# What you will do
Whenever a line in the records below contains "nachmittags", pick it out.
##############################
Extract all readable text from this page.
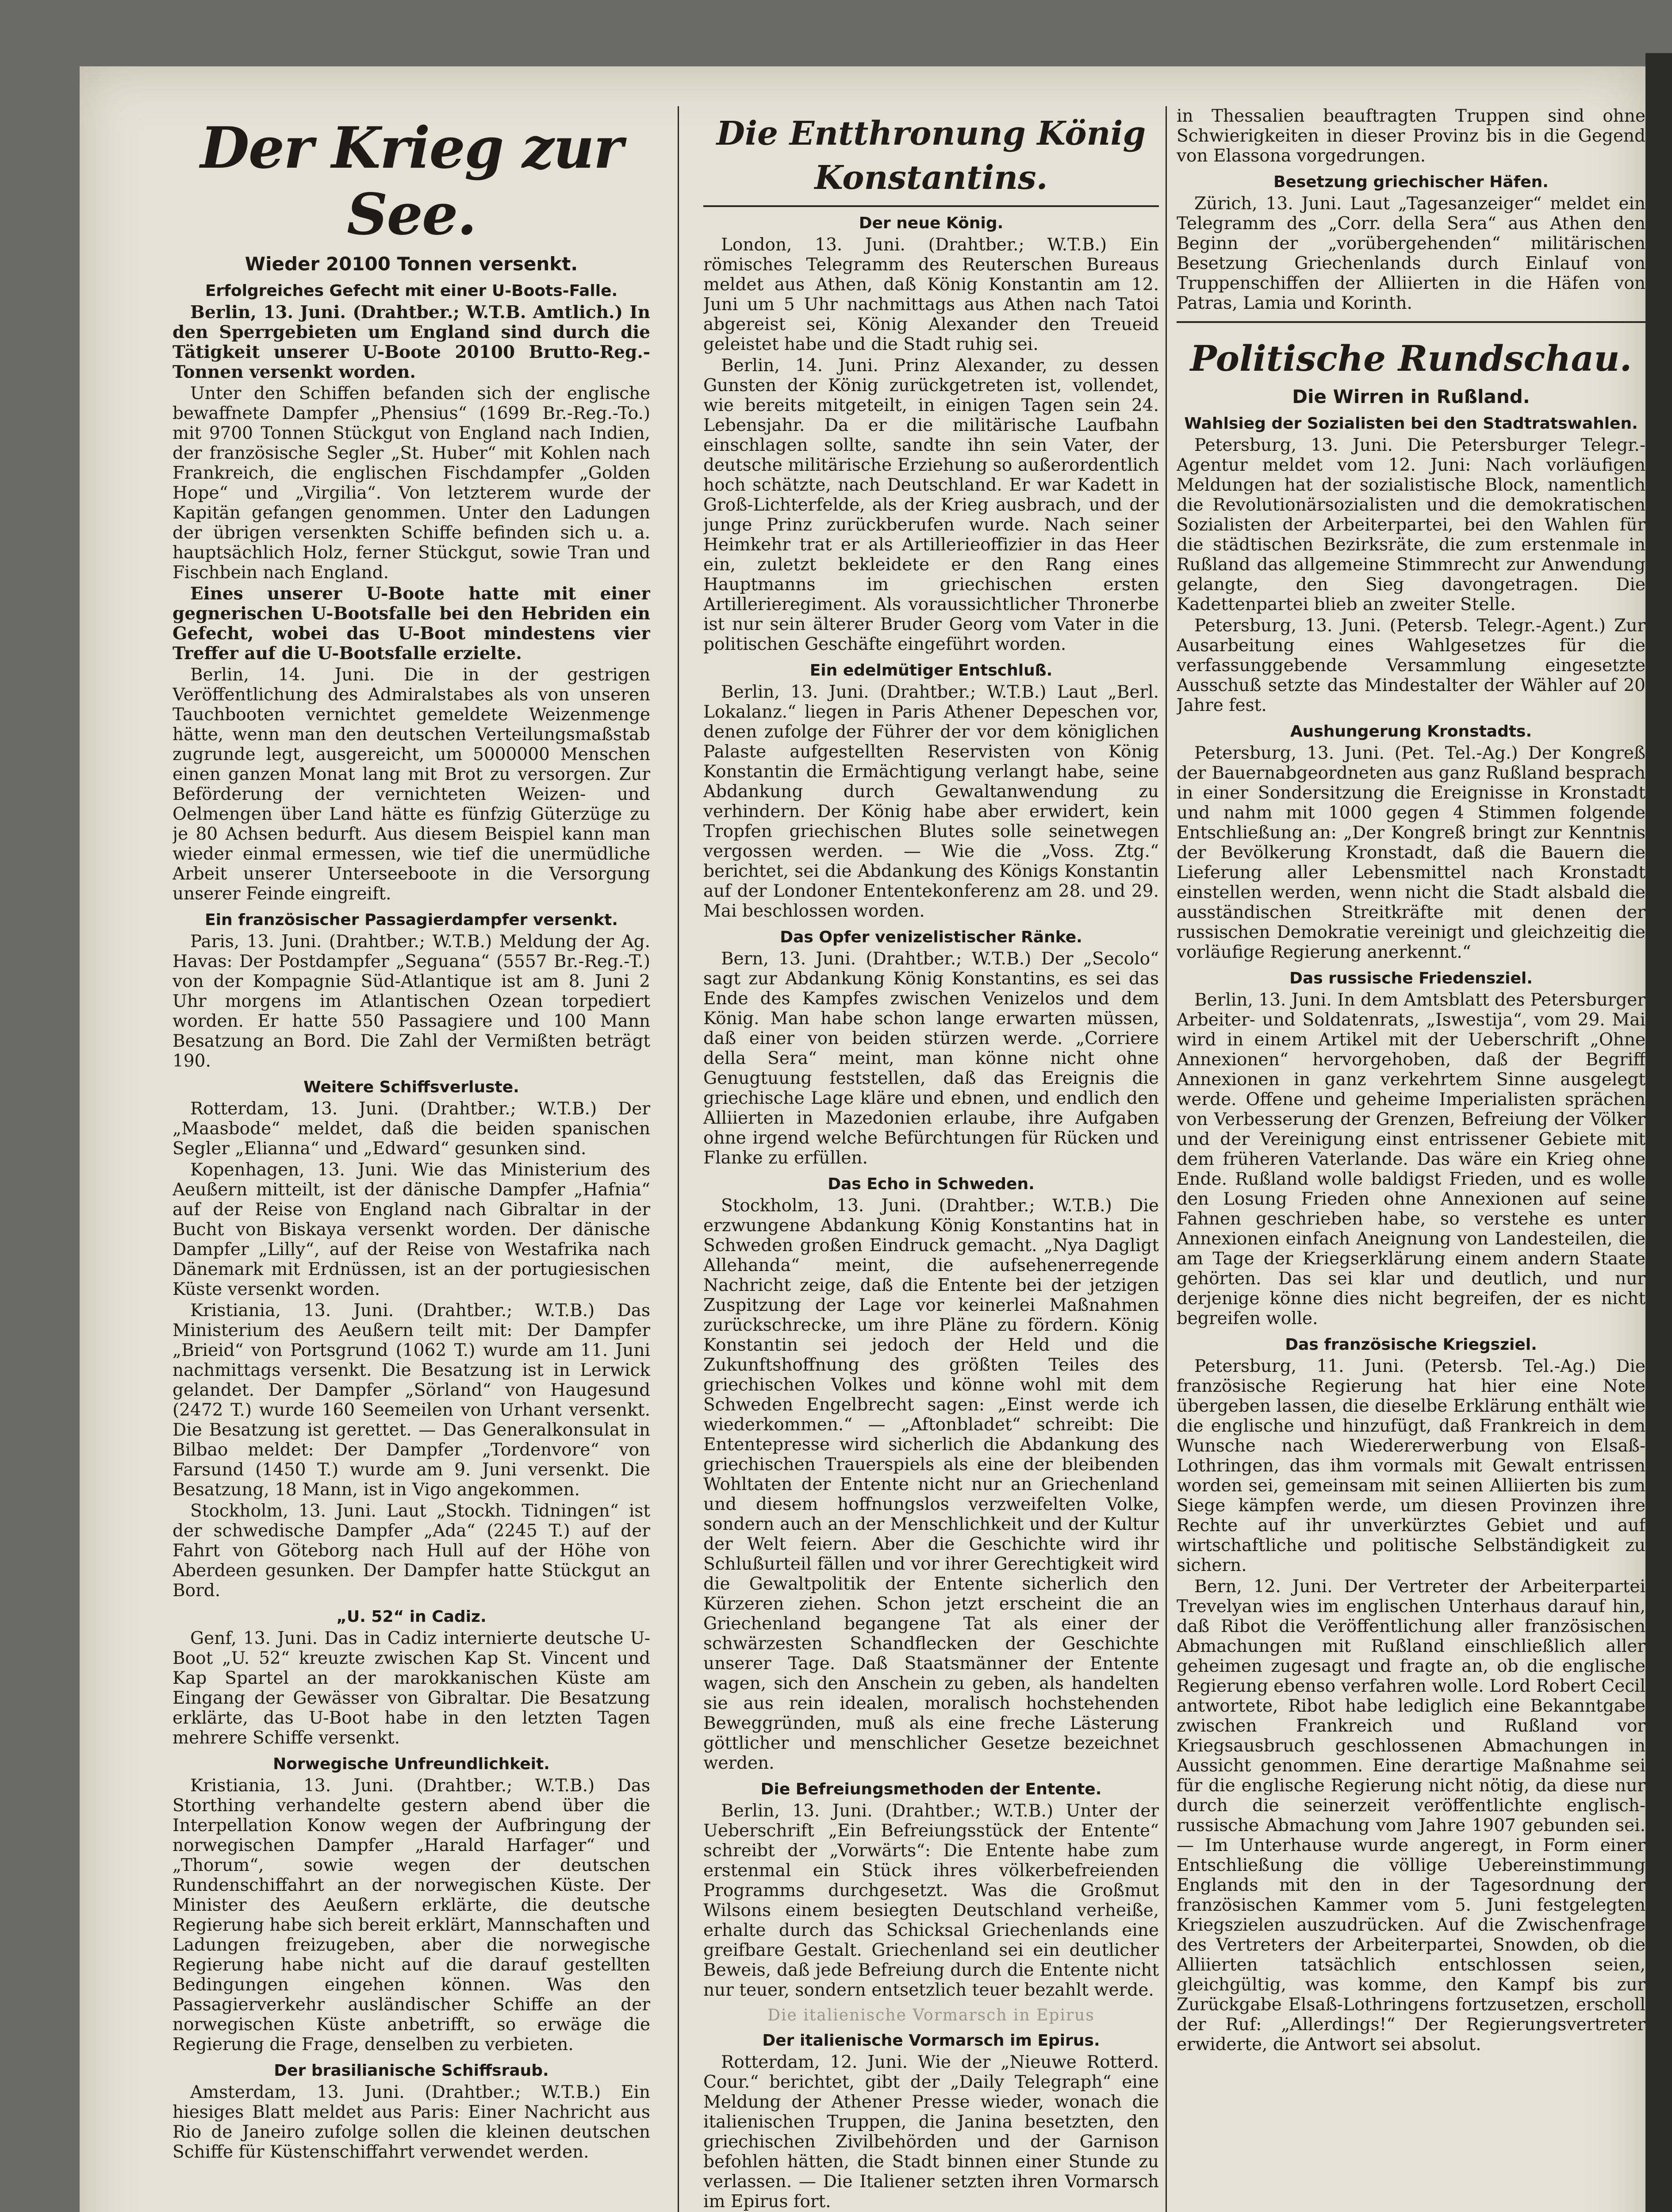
Der Krieg zur See.
Wieder 20100 Tonnen versenkt.
Erfolgreiches Gefecht mit einer U-Boots-Falle.

Berlin, 13. Juni. (Drahtber.; W.T.B. Amtlich.) In den Sperrgebieten um England sind durch die Tätigkeit unserer U-Boote 20100 Brutto-Reg.-Tonnen versenkt worden.

Unter den Schiffen befanden sich der englische bewaffnete Dampfer „Phensius“ (1699 Br.-Reg.-To.) mit 9700 Tonnen Stückgut von England nach Indien, der französische Segler „St. Huber“ mit Kohlen nach Frankreich, die englischen Fischdampfer „Golden Hope“ und „Virgilia“. Von letzterem wurde der Kapitän gefangen genommen. Unter den Ladungen der übrigen versenkten Schiffe befinden sich u. a. hauptsächlich Holz, ferner Stückgut, sowie Tran und Fischbein nach England.

Eines unserer U-Boote hatte mit einer gegnerischen U-Bootsfalle bei den Hebriden ein Gefecht, wobei das U-Boot mindestens vier Treffer auf die U-Bootsfalle erzielte.

Berlin, 14. Juni. Die in der gestrigen Veröffentlichung des Admiralstabes als von unseren Tauchbooten vernichtet gemeldete Weizenmenge hätte, wenn man den deutschen Verteilungsmaßstab zugrunde legt, ausgereicht, um 5000000 Menschen einen ganzen Monat lang mit Brot zu versorgen. Zur Beförderung der vernichteten Weizen- und Oelmengen über Land hätte es fünfzig Güterzüge zu je 80 Achsen bedurft. Aus diesem Beispiel kann man wieder einmal ermessen, wie tief die unermüdliche Arbeit unserer Unterseeboote in die Versorgung unserer Feinde eingreift.

Ein französischer Passagierdampfer versenkt.

Paris, 13. Juni. (Drahtber.; W.T.B.) Meldung der Ag. Havas: Der Postdampfer „Seguana“ (5557 Br.-Reg.-T.) von der Kompagnie Süd-Atlantique ist am 8. Juni 2 Uhr morgens im Atlantischen Ozean torpediert worden. Er hatte 550 Passagiere und 100 Mann Besatzung an Bord. Die Zahl der Vermißten beträgt 190.

Weitere Schiffsverluste.

Rotterdam, 13. Juni. (Drahtber.; W.T.B.) Der „Maasbode“ meldet, daß die beiden spanischen Segler „Elianna“ und „Edward“ gesunken sind.

Kopenhagen, 13. Juni. Wie das Ministerium des Aeußern mitteilt, ist der dänische Dampfer „Hafnia“ auf der Reise von England nach Gibraltar in der Bucht von Biskaya versenkt worden. Der dänische Dampfer „Lilly“, auf der Reise von Westafrika nach Dänemark mit Erdnüssen, ist an der portugiesischen Küste versenkt worden.

Kristiania, 13. Juni. (Drahtber.; W.T.B.) Das Ministerium des Aeußern teilt mit: Der Dampfer „Brieid“ von Portsgrund (1062 T.) wurde am 11. Juni nachmittags versenkt. Die Besatzung ist in Lerwick gelandet. Der Dampfer „Sörland“ von Haugesund (2472 T.) wurde 160 Seemeilen von Urhant versenkt. Die Besatzung ist gerettet. — Das Generalkonsulat in Bilbao meldet: Der Dampfer „Tordenvore“ von Farsund (1450 T.) wurde am 9. Juni versenkt. Die Besatzung, 18 Mann, ist in Vigo angekommen.

Stockholm, 13. Juni. Laut „Stockh. Tidningen“ ist der schwedische Dampfer „Ada“ (2245 T.) auf der Fahrt von Göteborg nach Hull auf der Höhe von Aberdeen gesunken. Der Dampfer hatte Stückgut an Bord.

„U. 52“ in Cadiz.

Genf, 13. Juni. Das in Cadiz internierte deutsche U-Boot „U. 52“ kreuzte zwischen Kap St. Vincent und Kap Spartel an der marokkanischen Küste am Eingang der Gewässer von Gibraltar. Die Besatzung erklärte, das U-Boot habe in den letzten Tagen mehrere Schiffe versenkt.

Norwegische Unfreundlichkeit.

Kristiania, 13. Juni. (Drahtber.; W.T.B.) Das Storthing verhandelte gestern abend über die Interpellation Konow wegen der Aufbringung der norwegischen Dampfer „Harald Harfager“ und „Thorum“, sowie wegen der deutschen Rundenschiffahrt an der norwegischen Küste. Der Minister des Aeußern erklärte, die deutsche Regierung habe sich bereit erklärt, Mannschaften und Ladungen freizugeben, aber die norwegische Regierung habe nicht auf die darauf gestellten Bedingungen eingehen können. Was den Passagierverkehr ausländischer Schiffe an der norwegischen Küste anbetrifft, so erwäge die Regierung die Frage, denselben zu verbieten.

Der brasilianische Schiffsraub.

Amsterdam, 13. Juni. (Drahtber.; W.T.B.) Ein hiesiges Blatt meldet aus Paris: Einer Nachricht aus Rio de Janeiro zufolge sollen die kleinen deutschen Schiffe für Küstenschiffahrt verwendet werden.

Die Entthronung König Konstantins.
Der neue König.

London, 13. Juni. (Drahtber.; W.T.B.) Ein römisches Telegramm des Reuterschen Bureaus meldet aus Athen, daß König Konstantin am 12. Juni um 5 Uhr nachmittags aus Athen nach Tatoi abgereist sei, König Alexander den Treueid geleistet habe und die Stadt ruhig sei.

Berlin, 14. Juni. Prinz Alexander, zu dessen Gunsten der König zurückgetreten ist, vollendet, wie bereits mitgeteilt, in einigen Tagen sein 24. Lebensjahr. Da er die militärische Laufbahn einschlagen sollte, sandte ihn sein Vater, der deutsche militärische Erziehung so außerordentlich hoch schätzte, nach Deutschland. Er war Kadett in Groß-Lichterfelde, als der Krieg ausbrach, und der junge Prinz zurückberufen wurde. Nach seiner Heimkehr trat er als Artillerieoffizier in das Heer ein, zuletzt bekleidete er den Rang eines Hauptmanns im griechischen ersten Artillerieregiment. Als voraussichtlicher Thronerbe ist nur sein älterer Bruder Georg vom Vater in die politischen Geschäfte eingeführt worden.

Ein edelmütiger Entschluß.

Berlin, 13. Juni. (Drahtber.; W.T.B.) Laut „Berl. Lokalanz.“ liegen in Paris Athener Depeschen vor, denen zufolge der Führer der vor dem königlichen Palaste aufgestellten Reservisten von König Konstantin die Ermächtigung verlangt habe, seine Abdankung durch Gewaltanwendung zu verhindern. Der König habe aber erwidert, kein Tropfen griechischen Blutes solle seinetwegen vergossen werden. — Wie die „Voss. Ztg.“ berichtet, sei die Abdankung des Königs Konstantin auf der Londoner Ententekonferenz am 28. und 29. Mai beschlossen worden.

Das Opfer venizelistischer Ränke.

Bern, 13. Juni. (Drahtber.; W.T.B.) Der „Secolo“ sagt zur Abdankung König Konstantins, es sei das Ende des Kampfes zwischen Venizelos und dem König. Man habe schon lange erwarten müssen, daß einer von beiden stürzen werde. „Corriere della Sera“ meint, man könne nicht ohne Genugtuung feststellen, daß das Ereignis die griechische Lage kläre und ebnen, und endlich den Alliierten in Mazedonien erlaube, ihre Aufgaben ohne irgend welche Befürchtungen für Rücken und Flanke zu erfüllen.

Das Echo in Schweden.

Stockholm, 13. Juni. (Drahtber.; W.T.B.) Die erzwungene Abdankung König Konstantins hat in Schweden großen Eindruck gemacht. „Nya Dagligt Allehanda“ meint, die aufsehenerregende Nachricht zeige, daß die Entente bei der jetzigen Zuspitzung der Lage vor keinerlei Maßnahmen zurückschrecke, um ihre Pläne zu fördern. König Konstantin sei jedoch der Held und die Zukunftshoffnung des größten Teiles des griechischen Volkes und könne wohl mit dem Schweden Engelbrecht sagen: „Einst werde ich wiederkommen.“ — „Aftonbladet“ schreibt: Die Ententepresse wird sicherlich die Abdankung des griechischen Trauerspiels als eine der bleibenden Wohltaten der Entente nicht nur an Griechenland und diesem hoffnungslos verzweifelten Volke, sondern auch an der Menschlichkeit und der Kultur der Welt feiern. Aber die Geschichte wird ihr Schlußurteil fällen und vor ihrer Gerechtigkeit wird die Gewaltpolitik der Entente sicherlich den Kürzeren ziehen. Schon jetzt erscheint die an Griechenland begangene Tat als einer der schwärzesten Schandflecken der Geschichte unserer Tage. Daß Staatsmänner der Entente wagen, sich den Anschein zu geben, als handelten sie aus rein idealen, moralisch hochstehenden Beweggründen, muß als eine freche Lästerung göttlicher und menschlicher Gesetze bezeichnet werden.

Die Befreiungsmethoden der Entente.

Berlin, 13. Juni. (Drahtber.; W.T.B.) Unter der Ueberschrift „Ein Befreiungsstück der Entente“ schreibt der „Vorwärts“: Die Entente habe zum erstenmal ein Stück ihres völkerbefreienden Programms durchgesetzt. Was die Großmut Wilsons einem besiegten Deutschland verheiße, erhalte durch das Schicksal Griechenlands eine greifbare Gestalt. Griechenland sei ein deutlicher Beweis, daß jede Befreiung durch die Entente nicht nur teuer, sondern entsetzlich teuer bezahlt werde.

Die italienische Vormarsch in Epirus
Der italienische Vormarsch im Epirus.

Rotterdam, 12. Juni. Wie der „Nieuwe Rotterd. Cour.“ berichtet, gibt der „Daily Telegraph“ eine Meldung der Athener Presse wieder, wonach die italienischen Truppen, die Janina besetzten, den griechischen Zivilbehörden und der Garnison befohlen hätten, die Stadt binnen einer Stunde zu verlassen. — Die Italiener setzten ihren Vormarsch im Epirus fort.

in Thessalien beauftragten Truppen sind ohne Schwierigkeiten in dieser Provinz bis in die Gegend von Elassona vorgedrungen.

Besetzung griechischer Häfen.

Zürich, 13. Juni. Laut „Tagesanzeiger“ meldet ein Telegramm des „Corr. della Sera“ aus Athen den Beginn der „vorübergehenden“ militärischen Besetzung Griechenlands durch Einlauf von Truppenschiffen der Alliierten in die Häfen von Patras, Lamia und Korinth.

Politische Rundschau.
Die Wirren in Rußland.
Wahlsieg der Sozialisten bei den Stadtratswahlen.

Petersburg, 13. Juni. Die Petersburger Telegr.-Agentur meldet vom 12. Juni: Nach vorläufigen Meldungen hat der sozialistische Block, namentlich die Revolutionärsozialisten und die demokratischen Sozialisten der Arbeiterpartei, bei den Wahlen für die städtischen Bezirksräte, die zum erstenmale in Rußland das allgemeine Stimmrecht zur Anwendung gelangte, den Sieg davongetragen. Die Kadettenpartei blieb an zweiter Stelle.

Petersburg, 13. Juni. (Petersb. Telegr.-Agent.) Zur Ausarbeitung eines Wahlgesetzes für die verfassunggebende Versammlung eingesetzte Ausschuß setzte das Mindestalter der Wähler auf 20 Jahre fest.

Aushungerung Kronstadts.

Petersburg, 13. Juni. (Pet. Tel.-Ag.) Der Kongreß der Bauernabgeordneten aus ganz Rußland besprach in einer Sondersitzung die Ereignisse in Kronstadt und nahm mit 1000 gegen 4 Stimmen folgende Entschließung an: „Der Kongreß bringt zur Kenntnis der Bevölkerung Kronstadt, daß die Bauern die Lieferung aller Lebensmittel nach Kronstadt einstellen werden, wenn nicht die Stadt alsbald die ausständischen Streitkräfte mit denen der russischen Demokratie vereinigt und gleichzeitig die vorläufige Regierung anerkennt.“

Das russische Friedensziel.

Berlin, 13. Juni. In dem Amtsblatt des Petersburger Arbeiter- und Soldatenrats, „Iswestija“, vom 29. Mai wird in einem Artikel mit der Ueberschrift „Ohne Annexionen“ hervorgehoben, daß der Begriff Annexionen in ganz verkehrtem Sinne ausgelegt werde. Offene und geheime Imperialisten sprächen von Verbesserung der Grenzen, Befreiung der Völker und der Vereinigung einst entrissener Gebiete mit dem früheren Vaterlande. Das wäre ein Krieg ohne Ende. Rußland wolle baldigst Frieden, und es wolle den Losung Frieden ohne Annexionen auf seine Fahnen geschrieben habe, so verstehe es unter Annexionen einfach Aneignung von Landesteilen, die am Tage der Kriegserklärung einem andern Staate gehörten. Das sei klar und deutlich, und nur derjenige könne dies nicht begreifen, der es nicht begreifen wolle.

Das französische Kriegsziel.

Petersburg, 11. Juni. (Petersb. Tel.-Ag.) Die französische Regierung hat hier eine Note übergeben lassen, die dieselbe Erklärung enthält wie die englische und hinzufügt, daß Frankreich in dem Wunsche nach Wiedererwerbung von Elsaß-Lothringen, das ihm vormals mit Gewalt entrissen worden sei, gemeinsam mit seinen Alliierten bis zum Siege kämpfen werde, um diesen Provinzen ihre Rechte auf ihr unverkürztes Gebiet und auf wirtschaftliche und politische Selbständigkeit zu sichern.

Bern, 12. Juni. Der Vertreter der Arbeiterpartei Trevelyan wies im englischen Unterhaus darauf hin, daß Ribot die Veröffentlichung aller französischen Abmachungen mit Rußland einschließlich aller geheimen zugesagt und fragte an, ob die englische Regierung ebenso verfahren wolle. Lord Robert Cecil antwortete, Ribot habe lediglich eine Bekanntgabe zwischen Frankreich und Rußland vor Kriegsausbruch geschlossenen Abmachungen in Aussicht genommen. Eine derartige Maßnahme sei für die englische Regierung nicht nötig, da diese nur durch die seinerzeit veröffentlichte englisch-russische Abmachung vom Jahre 1907 gebunden sei. — Im Unterhause wurde angeregt, in Form einer Entschließung die völlige Uebereinstimmung Englands mit den in der Tagesordnung der französischen Kammer vom 5. Juni festgelegten Kriegszielen auszudrücken. Auf die Zwischenfrage des Vertreters der Arbeiterpartei, Snowden, ob die Alliierten tatsächlich entschlossen seien, gleichgültig, was komme, den Kampf bis zur Zurückgabe Elsaß-Lothringens fortzusetzen, erscholl der Ruf: „Allerdings!“ Der Regierungsvertreter erwiderte, die Antwort sei absolut.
##############################
# Solution to the problem
Kristiania, 13. Juni. (Drahtber.; W.T.B.) Das Ministerium des Aeußern teilt mit: Der Dampfer „Brieid“ von Portsgrund (1062 T.) wurde am 11. Juni nachmittags versenkt. Die Besatzung ist in Lerwick gelandet. Der Dampfer „Sörland“ von Haugesund (2472 T.) wurde 160 Seemeilen von Urhant versenkt. Die Besatzung ist gerettet. — Das Generalkonsulat in Bilbao meldet: Der Dampfer „Tordenvore“ von Farsund (1450 T.) wurde am 9. Juni versenkt. Die Besatzung, 18 Mann, ist in Vigo angekommen.
London, 13. Juni. (Drahtber.; W.T.B.) Ein römisches Telegramm des Reuterschen Bureaus meldet aus Athen, daß König Konstantin am 12. Juni um 5 Uhr nachmittags aus Athen nach Tatoi abgereist sei, König Alexander den Treueid geleistet habe und die Stadt ruhig sei.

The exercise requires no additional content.